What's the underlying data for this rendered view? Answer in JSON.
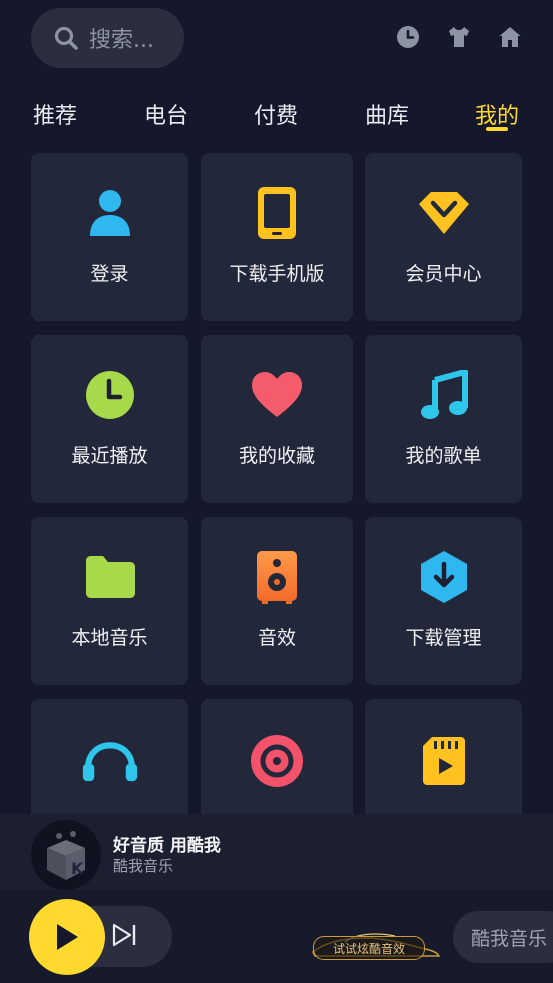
{
  "search": {
    "placeholder": "搜索..."
  },
  "tabs": [
    {
      "label": "推荐",
      "active": false
    },
    {
      "label": "电台",
      "active": false
    },
    {
      "label": "付费",
      "active": false
    },
    {
      "label": "曲库",
      "active": false
    },
    {
      "label": "我的",
      "active": true
    }
  ],
  "colors": {
    "accent": "#ffd92e",
    "background": "#15182a",
    "tile": "#23273a"
  },
  "tiles": [
    {
      "label": "登录",
      "icon": "user-icon"
    },
    {
      "label": "下载手机版",
      "icon": "phone-icon"
    },
    {
      "label": "会员中心",
      "icon": "vip-diamond-icon"
    },
    {
      "label": "最近播放",
      "icon": "clock-icon"
    },
    {
      "label": "我的收藏",
      "icon": "heart-icon"
    },
    {
      "label": "我的歌单",
      "icon": "music-note-icon"
    },
    {
      "label": "本地音乐",
      "icon": "folder-icon"
    },
    {
      "label": "音效",
      "icon": "speaker-icon"
    },
    {
      "label": "下载管理",
      "icon": "download-icon"
    },
    {
      "label": "",
      "icon": "headphones-icon"
    },
    {
      "label": "",
      "icon": "vinyl-icon"
    },
    {
      "label": "",
      "icon": "video-card-icon"
    }
  ],
  "now_playing": {
    "title": "好音质 用酷我",
    "artist": "酷我音乐"
  },
  "promo": {
    "label": "试试炫酷音效"
  },
  "app_name": "酷我音乐"
}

========================

Exercise description: Print the records above exactly as they stand, but leave out the pictures.

Solution to this problem:
What's the underlying data for this rendered view? Answer in JSON.
{
  "search": {
    "placeholder": "搜索..."
  },
  "tabs": [
    {
      "label": "推荐",
      "active": false
    },
    {
      "label": "电台",
      "active": false
    },
    {
      "label": "付费",
      "active": false
    },
    {
      "label": "曲库",
      "active": false
    },
    {
      "label": "我的",
      "active": true
    }
  ],
  "colors": {
    "accent": "#ffd92e",
    "background": "#15182a",
    "tile": "#23273a"
  },
  "tiles": [
    {
      "label": "登录",
      "icon": "user-icon"
    },
    {
      "label": "下载手机版",
      "icon": "phone-icon"
    },
    {
      "label": "会员中心",
      "icon": "vip-diamond-icon"
    },
    {
      "label": "最近播放",
      "icon": "clock-icon"
    },
    {
      "label": "我的收藏",
      "icon": "heart-icon"
    },
    {
      "label": "我的歌单",
      "icon": "music-note-icon"
    },
    {
      "label": "本地音乐",
      "icon": "folder-icon"
    },
    {
      "label": "音效",
      "icon": "speaker-icon"
    },
    {
      "label": "下载管理",
      "icon": "download-icon"
    },
    {
      "label": "",
      "icon": "headphones-icon"
    },
    {
      "label": "",
      "icon": "vinyl-icon"
    },
    {
      "label": "",
      "icon": "video-card-icon"
    }
  ],
  "now_playing": {
    "title": "好音质 用酷我",
    "artist": "酷我音乐"
  },
  "promo": {
    "label": "试试炫酷音效"
  },
  "app_name": "酷我音乐"
}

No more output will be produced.